▸ SET PROBLEM:
Write out the data again in full, exactly as it reads.

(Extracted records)
####################

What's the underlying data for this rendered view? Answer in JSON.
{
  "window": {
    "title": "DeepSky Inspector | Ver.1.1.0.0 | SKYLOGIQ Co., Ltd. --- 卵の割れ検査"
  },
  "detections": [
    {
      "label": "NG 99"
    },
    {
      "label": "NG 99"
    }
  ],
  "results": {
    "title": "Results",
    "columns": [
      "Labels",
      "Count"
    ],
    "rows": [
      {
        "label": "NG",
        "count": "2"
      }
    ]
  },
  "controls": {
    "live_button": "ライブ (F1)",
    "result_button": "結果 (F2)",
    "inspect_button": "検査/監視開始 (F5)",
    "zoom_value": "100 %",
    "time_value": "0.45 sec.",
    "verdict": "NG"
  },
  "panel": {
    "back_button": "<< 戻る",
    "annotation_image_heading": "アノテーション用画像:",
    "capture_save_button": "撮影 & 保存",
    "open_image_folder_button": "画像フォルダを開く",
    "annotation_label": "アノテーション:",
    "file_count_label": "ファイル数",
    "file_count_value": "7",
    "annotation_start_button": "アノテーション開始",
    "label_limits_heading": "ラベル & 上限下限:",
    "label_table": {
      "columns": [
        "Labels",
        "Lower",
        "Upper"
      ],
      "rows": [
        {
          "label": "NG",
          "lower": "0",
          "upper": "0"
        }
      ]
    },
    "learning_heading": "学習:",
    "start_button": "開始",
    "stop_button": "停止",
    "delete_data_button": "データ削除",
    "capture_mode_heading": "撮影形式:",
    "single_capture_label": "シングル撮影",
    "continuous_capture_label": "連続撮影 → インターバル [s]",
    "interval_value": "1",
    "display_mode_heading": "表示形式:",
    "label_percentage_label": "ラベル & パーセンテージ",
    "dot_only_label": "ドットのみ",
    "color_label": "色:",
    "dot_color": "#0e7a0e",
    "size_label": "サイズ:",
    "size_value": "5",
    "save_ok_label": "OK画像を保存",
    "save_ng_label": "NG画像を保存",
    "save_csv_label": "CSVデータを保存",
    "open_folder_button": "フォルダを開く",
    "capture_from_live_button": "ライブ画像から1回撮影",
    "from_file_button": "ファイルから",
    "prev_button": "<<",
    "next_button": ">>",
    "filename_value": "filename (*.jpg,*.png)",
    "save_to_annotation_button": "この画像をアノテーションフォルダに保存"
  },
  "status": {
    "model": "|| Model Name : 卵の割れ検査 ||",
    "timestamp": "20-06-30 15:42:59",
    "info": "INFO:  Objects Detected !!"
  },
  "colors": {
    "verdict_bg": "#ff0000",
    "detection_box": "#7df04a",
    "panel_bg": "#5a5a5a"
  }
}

####################

▸ RESULT OF THIS EXERCISE:
What's the underlying data for this rendered view? Answer in JSON.
{
  "window": {
    "title": "DeepSky Inspector | Ver.1.1.0.0 | SKYLOGIQ Co., Ltd. --- 卵の割れ検査"
  },
  "detections": [
    {
      "label": "NG 99"
    },
    {
      "label": "NG 99"
    }
  ],
  "results": {
    "title": "Results",
    "columns": [
      "Labels",
      "Count"
    ],
    "rows": [
      {
        "label": "NG",
        "count": "2"
      }
    ]
  },
  "controls": {
    "live_button": "ライブ (F1)",
    "result_button": "結果 (F2)",
    "inspect_button": "検査/監視開始 (F5)",
    "zoom_value": "100 %",
    "time_value": "0.45 sec.",
    "verdict": "NG"
  },
  "panel": {
    "back_button": "<< 戻る",
    "annotation_image_heading": "アノテーション用画像:",
    "capture_save_button": "撮影 & 保存",
    "open_image_folder_button": "画像フォルダを開く",
    "annotation_label": "アノテーション:",
    "file_count_label": "ファイル数",
    "file_count_value": "7",
    "annotation_start_button": "アノテーション開始",
    "label_limits_heading": "ラベル & 上限下限:",
    "label_table": {
      "columns": [
        "Labels",
        "Lower",
        "Upper"
      ],
      "rows": [
        {
          "label": "NG",
          "lower": "0",
          "upper": "0"
        }
      ]
    },
    "learning_heading": "学習:",
    "start_button": "開始",
    "stop_button": "停止",
    "delete_data_button": "データ削除",
    "capture_mode_heading": "撮影形式:",
    "single_capture_label": "シングル撮影",
    "continuous_capture_label": "連続撮影 → インターバル [s]",
    "interval_value": "1",
    "display_mode_heading": "表示形式:",
    "label_percentage_label": "ラベル & パーセンテージ",
    "dot_only_label": "ドットのみ",
    "color_label": "色:",
    "dot_color": "#0e7a0e",
    "size_label": "サイズ:",
    "size_value": "5",
    "save_ok_label": "OK画像を保存",
    "save_ng_label": "NG画像を保存",
    "save_csv_label": "CSVデータを保存",
    "open_folder_button": "フォルダを開く",
    "capture_from_live_button": "ライブ画像から1回撮影",
    "from_file_button": "ファイルから",
    "prev_button": "<<",
    "next_button": ">>",
    "filename_value": "filename (*.jpg,*.png)",
    "save_to_annotation_button": "この画像をアノテーションフォルダに保存"
  },
  "status": {
    "model": "|| Model Name : 卵の割れ検査 ||",
    "timestamp": "20-06-30 15:42:59",
    "info": "INFO:  Objects Detected !!"
  },
  "colors": {
    "verdict_bg": "#ff0000",
    "detection_box": "#7df04a",
    "panel_bg": "#5a5a5a"
  }
}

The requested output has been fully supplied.